## Listing:
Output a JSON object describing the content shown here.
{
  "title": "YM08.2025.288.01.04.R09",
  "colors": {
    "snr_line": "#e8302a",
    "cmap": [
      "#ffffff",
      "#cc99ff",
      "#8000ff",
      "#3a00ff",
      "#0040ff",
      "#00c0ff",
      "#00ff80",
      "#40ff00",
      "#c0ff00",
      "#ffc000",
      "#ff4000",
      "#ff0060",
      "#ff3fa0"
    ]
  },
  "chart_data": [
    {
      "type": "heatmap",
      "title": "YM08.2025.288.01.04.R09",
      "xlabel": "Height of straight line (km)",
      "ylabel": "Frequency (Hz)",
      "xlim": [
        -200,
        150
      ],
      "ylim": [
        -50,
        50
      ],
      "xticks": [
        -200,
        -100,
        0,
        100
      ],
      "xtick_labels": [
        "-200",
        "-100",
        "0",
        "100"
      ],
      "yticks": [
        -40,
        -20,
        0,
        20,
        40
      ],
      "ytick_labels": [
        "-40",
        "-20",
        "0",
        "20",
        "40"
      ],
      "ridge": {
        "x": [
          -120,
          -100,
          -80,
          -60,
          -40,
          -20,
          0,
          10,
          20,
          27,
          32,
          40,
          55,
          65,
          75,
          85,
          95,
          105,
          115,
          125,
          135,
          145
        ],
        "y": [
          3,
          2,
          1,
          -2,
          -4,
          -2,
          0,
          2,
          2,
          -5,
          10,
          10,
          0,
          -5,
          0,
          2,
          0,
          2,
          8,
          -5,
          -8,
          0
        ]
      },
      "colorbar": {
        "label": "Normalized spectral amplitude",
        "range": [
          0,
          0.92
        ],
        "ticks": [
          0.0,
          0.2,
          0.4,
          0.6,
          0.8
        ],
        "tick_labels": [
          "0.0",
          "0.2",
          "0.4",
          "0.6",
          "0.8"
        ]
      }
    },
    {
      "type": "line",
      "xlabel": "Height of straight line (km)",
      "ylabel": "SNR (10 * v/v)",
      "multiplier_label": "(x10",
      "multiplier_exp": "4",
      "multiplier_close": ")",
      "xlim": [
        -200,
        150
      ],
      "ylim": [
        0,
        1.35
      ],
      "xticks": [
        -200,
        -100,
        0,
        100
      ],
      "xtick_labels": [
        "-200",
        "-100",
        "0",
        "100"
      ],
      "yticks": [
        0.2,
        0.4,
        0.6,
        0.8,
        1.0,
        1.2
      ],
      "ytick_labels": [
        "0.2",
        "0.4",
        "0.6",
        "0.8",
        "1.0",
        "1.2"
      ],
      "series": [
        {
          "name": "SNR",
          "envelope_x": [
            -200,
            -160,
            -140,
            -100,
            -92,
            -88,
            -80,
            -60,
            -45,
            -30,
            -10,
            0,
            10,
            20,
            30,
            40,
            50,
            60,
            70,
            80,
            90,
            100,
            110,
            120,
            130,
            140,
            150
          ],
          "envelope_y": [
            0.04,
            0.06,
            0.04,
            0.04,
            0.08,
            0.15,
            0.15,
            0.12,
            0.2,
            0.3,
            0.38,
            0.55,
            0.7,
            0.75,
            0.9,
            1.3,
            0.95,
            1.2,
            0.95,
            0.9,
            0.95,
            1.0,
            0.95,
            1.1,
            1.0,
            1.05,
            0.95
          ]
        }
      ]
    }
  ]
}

## Work to complete:
What is the number of lines in the data that hold the word "title"? Reply with that number and nothing else.

## Solution to this exercise:
2